Material
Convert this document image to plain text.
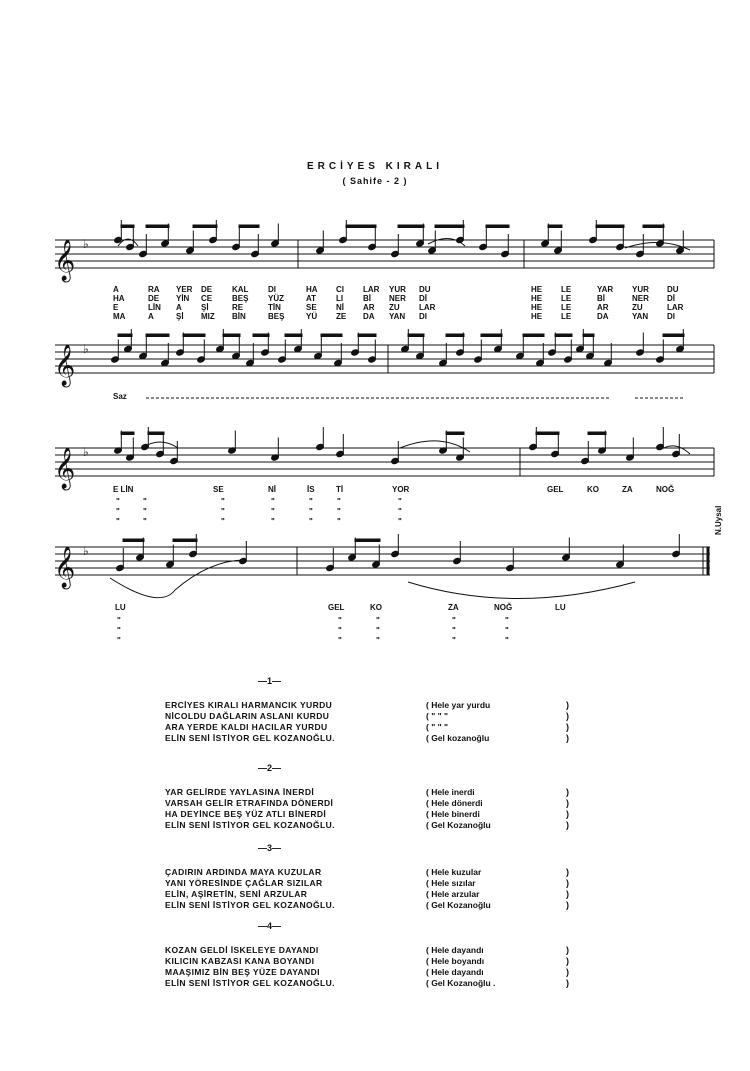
ERCİYES KIRALI
( Sahife - 2 )
𝄞
𝄞
𝄞
𝄞
♭
♭
♭
♭
A	RA YER DE KAL DI	HA CI LAR YUR DU	HE LE	YAR YUR DU
HA	DE YİN CE BEŞ YÜZ	AT LI Bİ NER Dİ	HE LE	Bİ	NER Dİ
E	LİN A Şİ	RE	TİN	SE Nİ AR ZU LAR	HE LE	AR	ZU	LAR
MA	A	Şİ MIZ BİN	BEŞ	YÜ ZE DA YAN DI	HE LE	DA	YAN DI
Saz
E LİN	SE	Nİ	İS	Tİ	YOR	GEL	KO	ZA	NOĞ
"	"	"	"	"	"	"
"	"	"	"	"	"	"
"	"	"	"	"	"	"
LU	GEL	KO	ZA	NOĞ	LU
"	"	"	"	"
"	"	"	"	"
"	"	"	"	"
N.Uysal
—1—
ERCİYES KIRALI HARMANCIK YURDU	( Hele yar yurdu	)
NİCOLDU DAĞLARIN ASLANI KURDU	( " " "	)
ARA YERDE KALDI HACILAR YURDU	( " " "	)
ELİN SENİ İSTİYOR GEL KOZANOĞLU.	( Gel kozanoğlu	)
—2—
YAR GELİRDE YAYLASINA İNERDİ	( Hele inerdi	)
VARSAH GELİR ETRAFINDA DÖNERDİ	( Hele dönerdi	)
HA DEYİNCE BEŞ YÜZ ATLI BİNERDİ	( Hele binerdi	)
ELİN SENİ İSTİYOR GEL KOZANOĞLU.	( Gel Kozanoğlu	)
—3—
ÇADIRIN ARDINDA MAYA KUZULAR	( Hele kuzular	)
YANI YÖRESİNDE ÇAĞLAR SIZILAR	( Hele sızılar	)
ELİN, AŞİRETİN, SENİ ARZULAR	( Hele arzular	)
ELİN SENİ İSTİYOR GEL KOZANOĞLU.	( Gel Kozanoğlu	)
—4—
KOZAN GELDİ İSKELEYE DAYANDI	( Hele dayandı	)
KILICIN KABZASI KANA BOYANDI	( Hele boyandı	)
MAAŞIMIZ BİN BEŞ YÜZE DAYANDI	( Hele dayandı	)
ELİN SENİ İSTİYOR GEL KOZANOĞLU.	( Gel Kozanoğlu .	)
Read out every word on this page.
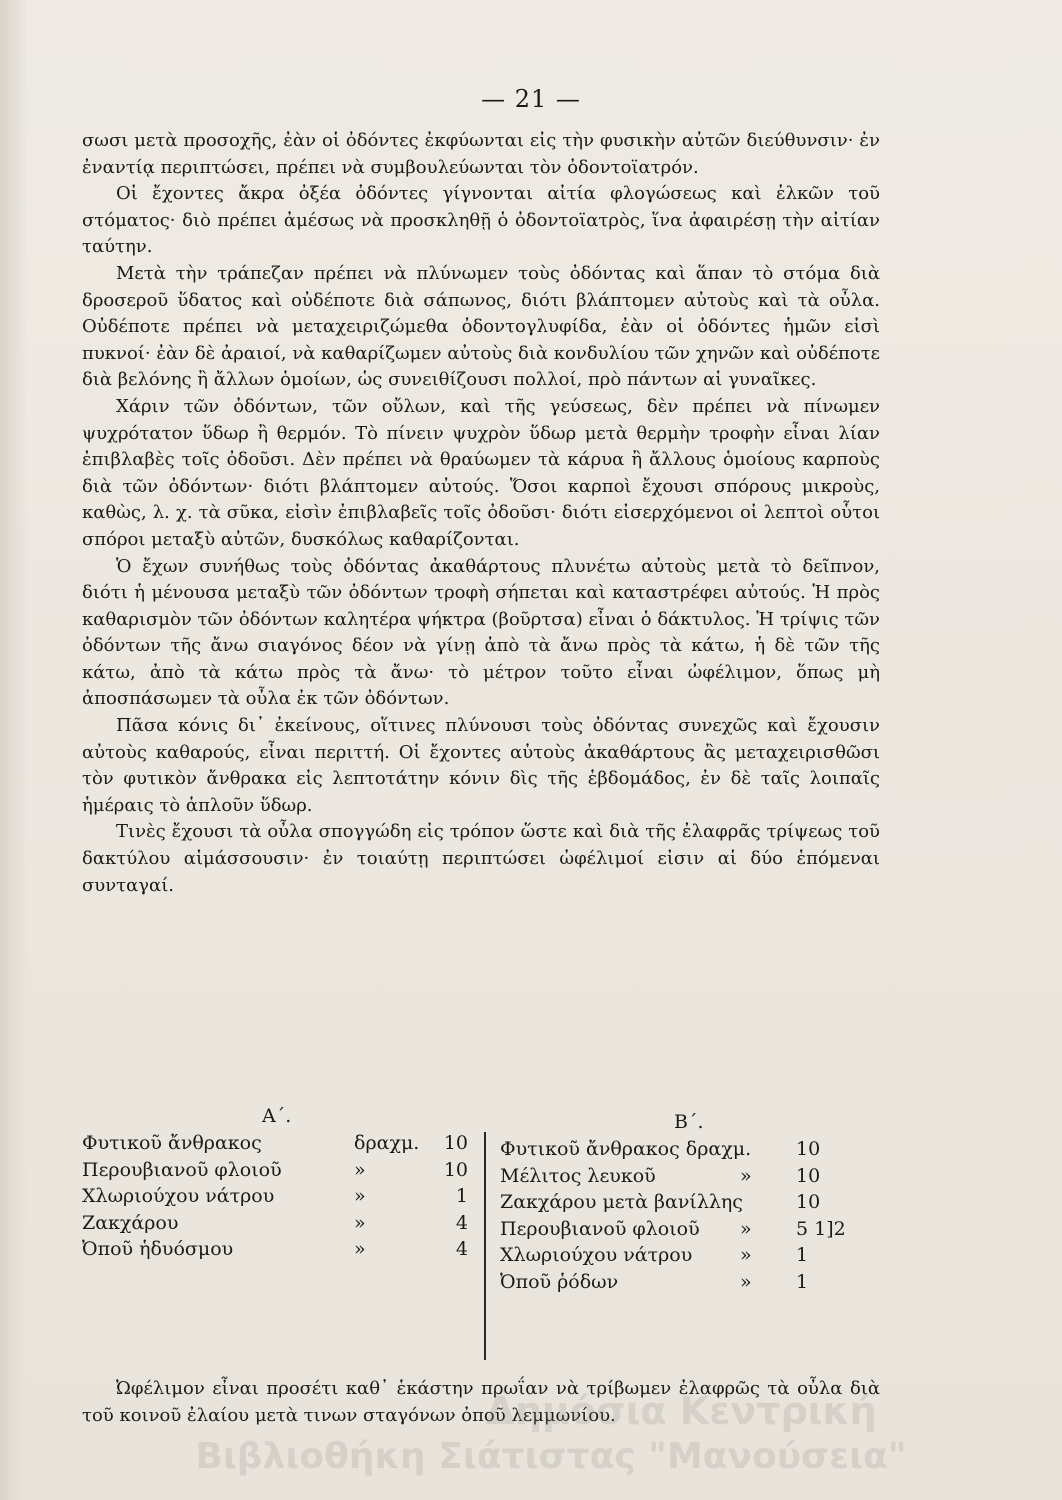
— 21 —

σωσι μετὰ προσοχῆς, ἐὰν οἱ ὀδόντες ἐκφύωνται εἰς τὴν φυσικὴν αὐτῶν διεύθυνσιν· ἐν ἐναντίᾳ περιπτώσει, πρέπει νὰ συμβουλεύωνται τὸν ὀδοντοϊατρόν.

Οἱ ἔχοντες ἄκρα ὀξέα ὀδόντες γίγνονται αἰτία φλογώσεως καὶ ἑλκῶν τοῦ στόματος· διὸ πρέπει ἀμέσως νὰ προσκληθῇ ὁ ὀδοντοϊατρὸς, ἵνα ἀφαιρέσῃ τὴν αἰτίαν ταύτην.

Μετὰ τὴν τράπεζαν πρέπει νὰ πλύνωμεν τοὺς ὀδόντας καὶ ἅπαν τὸ στόμα διὰ δροσεροῦ ὕδατος καὶ οὐδέποτε διὰ σάπωνος, διότι βλάπτομεν αὐτοὺς καὶ τὰ οὖλα. Οὐδέποτε πρέπει νὰ μεταχειριζώμεθα ὀδοντογλυφίδα, ἐὰν οἱ ὀδόντες ἡμῶν εἰσὶ πυκνοί· ἐὰν δὲ ἀραιοί, νὰ καθαρίζωμεν αὐτοὺς διὰ κονδυλίου τῶν χηνῶν καὶ οὐδέποτε διὰ βελόνης ἢ ἄλλων ὁμοίων, ὡς συνειθίζουσι πολλοί, πρὸ πάντων αἱ γυναῖκες.

Χάριν τῶν ὀδόντων, τῶν οὔλων, καὶ τῆς γεύσεως, δὲν πρέπει νὰ πίνωμεν ψυχρότατον ὕδωρ ἢ θερμόν. Τὸ πίνειν ψυχρὸν ὕδωρ μετὰ θερμὴν τροφὴν εἶναι λίαν ἐπιβλαβὲς τοῖς ὀδοῦσι. Δὲν πρέπει νὰ θραύωμεν τὰ κάρυα ἢ ἄλλους ὁμοίους καρποὺς διὰ τῶν ὀδόντων· διότι βλάπτομεν αὐτούς. Ὅσοι καρποὶ ἔχουσι σπόρους μικροὺς, καθὼς, λ. χ. τὰ σῦκα, εἰσὶν ἐπιβλαβεῖς τοῖς ὀδοῦσι· διότι εἰσερχόμενοι οἱ λεπτοὶ οὗτοι σπόροι μεταξὺ αὐτῶν, δυσκόλως καθαρίζονται.

Ὁ ἔχων συνήθως τοὺς ὀδόντας ἀκαθάρτους πλυνέτω αὐτοὺς μετὰ τὸ δεῖπνον, διότι ἡ μένουσα μεταξὺ τῶν ὀδόντων τροφὴ σήπεται καὶ καταστρέφει αὐτούς. Ἡ πρὸς καθαρισμὸν τῶν ὀδόντων καλητέρα ψήκτρα (βοῦρτσα) εἶναι ὁ δάκτυλος. Ἡ τρίψις τῶν ὀδόντων τῆς ἄνω σιαγόνος δέον νὰ γίνῃ ἀπὸ τὰ ἄνω πρὸς τὰ κάτω, ἡ δὲ τῶν τῆς κάτω, ἀπὸ τὰ κάτω πρὸς τὰ ἄνω· τὸ μέτρον τοῦτο εἶναι ὠφέλιμον, ὅπως μὴ ἀποσπάσωμεν τὰ οὖλα ἐκ τῶν ὀδόντων.

Πᾶσα κόνις δι᾽ ἐκείνους, οἵτινες πλύνουσι τοὺς ὀδόντας συνεχῶς καὶ ἔχουσιν αὐτοὺς καθαρούς, εἶναι περιττή. Οἱ ἔχοντες αὐτοὺς ἀκαθάρτους ἂς μεταχειρισθῶσι τὸν φυτικὸν ἄνθρακα εἰς λεπτοτάτην κόνιν δὶς τῆς ἑβδομάδος, ἐν δὲ ταῖς λοιπαῖς ἡμέραις τὸ ἁπλοῦν ὕδωρ.

Τινὲς ἔχουσι τὰ οὖλα σπογγώδη εἰς τρόπον ὥστε καὶ διὰ τῆς ἐλαφρᾶς τρίψεως τοῦ δακτύλου αἱμάσσουσιν· ἐν τοιαύτῃ περιπτώσει ὠφέλιμοί εἰσιν αἱ δύο ἑπόμεναι συνταγαί.

Α΄.
Φυτικοῦ ἄνθρακος	δραχμ. 10
Περουβιανοῦ φλοιοῦ	»	10
Χλωριούχου νάτρου	»	1
Ζακχάρου	»	4
Ὀποῦ ἡδυόσμου	»	4
Β΄.
Φυτικοῦ ἄνθρακος δραχμ. 10
Μέλιτος λευκοῦ	» 10
Ζακχάρου μετὰ βανίλλης	10
Περουβιανοῦ φλοιοῦ » 5 1]2
Χλωριούχου νάτρου	» 1
Ὀποῦ ῥόδων	» 1

Ὠφέλιμον εἶναι προσέτι καθ᾽ ἑκάστην πρωΐαν νὰ τρίβωμεν ἐλαφρῶς τὰ οὖλα διὰ τοῦ κοινοῦ ἐλαίου μετὰ τινων σταγόνων ὀποῦ λεμμωνίου.

Δημόσια Κεντρική
Βιβλιοθήκη Σιάτιστας "Μανούσεια"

Instruction
Repeat each line of the records above exactly, but do not copy the pictures.

Result for this exercise
Convert this document image to plain text.
ERCİYES KIRALI
( Sahife - 2 )
𝄞
𝄞
𝄞
𝄞
♭
♭
♭
♭
A	RA YER DE KAL DI	HA CI LAR YUR DU	HE LE	YAR YUR DU
HA	DE YİN CE BEŞ YÜZ	AT LI Bİ NER Dİ	HE LE	Bİ	NER Dİ
E	LİN A Şİ	RE	TİN	SE Nİ AR ZU LAR	HE LE	AR	ZU	LAR
MA	A	Şİ MIZ BİN	BEŞ	YÜ ZE DA YAN DI	HE LE	DA	YAN DI
Saz
E LİN	SE	Nİ	İS	Tİ	YOR	GEL	KO	ZA	NOĞ
"	"	"	"	"	"	"
"	"	"	"	"	"	"
"	"	"	"	"	"	"
LU	GEL	KO	ZA	NOĞ	LU
"	"	"	"	"
"	"	"	"	"
"	"	"	"	"
N.Uysal
—1—
ERCİYES KIRALI HARMANCIK YURDU	( Hele yar yurdu	)
NİCOLDU DAĞLARIN ASLANI KURDU	( " " "	)
ARA YERDE KALDI HACILAR YURDU	( " " "	)
ELİN SENİ İSTİYOR GEL KOZANOĞLU.	( Gel kozanoğlu	)
—2—
YAR GELİRDE YAYLASINA İNERDİ	( Hele inerdi	)
VARSAH GELİR ETRAFINDA DÖNERDİ	( Hele dönerdi	)
HA DEYİNCE BEŞ YÜZ ATLI BİNERDİ	( Hele binerdi	)
ELİN SENİ İSTİYOR GEL KOZANOĞLU.	( Gel Kozanoğlu	)
—3—
ÇADIRIN ARDINDA MAYA KUZULAR	( Hele kuzular	)
YANI YÖRESİNDE ÇAĞLAR SIZILAR	( Hele sızılar	)
ELİN, AŞİRETİN, SENİ ARZULAR	( Hele arzular	)
ELİN SENİ İSTİYOR GEL KOZANOĞLU.	( Gel Kozanoğlu	)
—4—
KOZAN GELDİ İSKELEYE DAYANDI	( Hele dayandı	)
KILICIN KABZASI KANA BOYANDI	( Hele boyandı	)
MAAŞIMIZ BİN BEŞ YÜZE DAYANDI	( Hele dayandı	)
ELİN SENİ İSTİYOR GEL KOZANOĞLU.	( Gel Kozanoğlu .	)
Read out every word on this page.
— 21 —

σωσι μετὰ προσοχῆς, ἐὰν οἱ ὀδόντες ἐκφύωνται εἰς τὴν φυσικὴν αὐτῶν διεύθυνσιν· ἐν ἐναντίᾳ περιπτώσει, πρέπει νὰ συμβουλεύωνται τὸν ὀδοντοϊατρόν.

Οἱ ἔχοντες ἄκρα ὀξέα ὀδόντες γίγνονται αἰτία φλογώσεως καὶ ἑλκῶν τοῦ στόματος· διὸ πρέπει ἀμέσως νὰ προσκληθῇ ὁ ὀδοντοϊατρὸς, ἵνα ἀφαιρέσῃ τὴν αἰτίαν ταύτην.

Μετὰ τὴν τράπεζαν πρέπει νὰ πλύνωμεν τοὺς ὀδόντας καὶ ἅπαν τὸ στόμα διὰ δροσεροῦ ὕδατος καὶ οὐδέποτε διὰ σάπωνος, διότι βλάπτομεν αὐτοὺς καὶ τὰ οὖλα. Οὐδέποτε πρέπει νὰ μεταχειριζώμεθα ὀδοντογλυφίδα, ἐὰν οἱ ὀδόντες ἡμῶν εἰσὶ πυκνοί· ἐὰν δὲ ἀραιοί, νὰ καθαρίζωμεν αὐτοὺς διὰ κονδυλίου τῶν χηνῶν καὶ οὐδέποτε διὰ βελόνης ἢ ἄλλων ὁμοίων, ὡς συνειθίζουσι πολλοί, πρὸ πάντων αἱ γυναῖκες.

Χάριν τῶν ὀδόντων, τῶν οὔλων, καὶ τῆς γεύσεως, δὲν πρέπει νὰ πίνωμεν ψυχρότατον ὕδωρ ἢ θερμόν. Τὸ πίνειν ψυχρὸν ὕδωρ μετὰ θερμὴν τροφὴν εἶναι λίαν ἐπιβλαβὲς τοῖς ὀδοῦσι. Δὲν πρέπει νὰ θραύωμεν τὰ κάρυα ἢ ἄλλους ὁμοίους καρποὺς διὰ τῶν ὀδόντων· διότι βλάπτομεν αὐτούς. Ὅσοι καρποὶ ἔχουσι σπόρους μικροὺς, καθὼς, λ. χ. τὰ σῦκα, εἰσὶν ἐπιβλαβεῖς τοῖς ὀδοῦσι· διότι εἰσερχόμενοι οἱ λεπτοὶ οὗτοι σπόροι μεταξὺ αὐτῶν, δυσκόλως καθαρίζονται.

Ὁ ἔχων συνήθως τοὺς ὀδόντας ἀκαθάρτους πλυνέτω αὐτοὺς μετὰ τὸ δεῖπνον, διότι ἡ μένουσα μεταξὺ τῶν ὀδόντων τροφὴ σήπεται καὶ καταστρέφει αὐτούς. Ἡ πρὸς καθαρισμὸν τῶν ὀδόντων καλητέρα ψήκτρα (βοῦρτσα) εἶναι ὁ δάκτυλος. Ἡ τρίψις τῶν ὀδόντων τῆς ἄνω σιαγόνος δέον νὰ γίνῃ ἀπὸ τὰ ἄνω πρὸς τὰ κάτω, ἡ δὲ τῶν τῆς κάτω, ἀπὸ τὰ κάτω πρὸς τὰ ἄνω· τὸ μέτρον τοῦτο εἶναι ὠφέλιμον, ὅπως μὴ ἀποσπάσωμεν τὰ οὖλα ἐκ τῶν ὀδόντων.

Πᾶσα κόνις δι᾽ ἐκείνους, οἵτινες πλύνουσι τοὺς ὀδόντας συνεχῶς καὶ ἔχουσιν αὐτοὺς καθαρούς, εἶναι περιττή. Οἱ ἔχοντες αὐτοὺς ἀκαθάρτους ἂς μεταχειρισθῶσι τὸν φυτικὸν ἄνθρακα εἰς λεπτοτάτην κόνιν δὶς τῆς ἑβδομάδος, ἐν δὲ ταῖς λοιπαῖς ἡμέραις τὸ ἁπλοῦν ὕδωρ.

Τινὲς ἔχουσι τὰ οὖλα σπογγώδη εἰς τρόπον ὥστε καὶ διὰ τῆς ἐλαφρᾶς τρίψεως τοῦ δακτύλου αἱμάσσουσιν· ἐν τοιαύτῃ περιπτώσει ὠφέλιμοί εἰσιν αἱ δύο ἑπόμεναι συνταγαί.

Α΄.
Φυτικοῦ ἄνθρακος	δραχμ. 10
Περουβιανοῦ φλοιοῦ	»	10
Χλωριούχου νάτρου	»	1
Ζακχάρου	»	4
Ὀποῦ ἡδυόσμου	»	4
Β΄.
Φυτικοῦ ἄνθρακος δραχμ. 10
Μέλιτος λευκοῦ	» 10
Ζακχάρου μετὰ βανίλλης	10
Περουβιανοῦ φλοιοῦ » 5 1]2
Χλωριούχου νάτρου	» 1
Ὀποῦ ῥόδων	» 1

Ὠφέλιμον εἶναι προσέτι καθ᾽ ἑκάστην πρωΐαν νὰ τρίβωμεν ἐλαφρῶς τὰ οὖλα διὰ τοῦ κοινοῦ ἐλαίου μετὰ τινων σταγόνων ὀποῦ λεμμωνίου.

Δημόσια Κεντρική
Βιβλιοθήκη Σιάτιστας "Μανούσεια"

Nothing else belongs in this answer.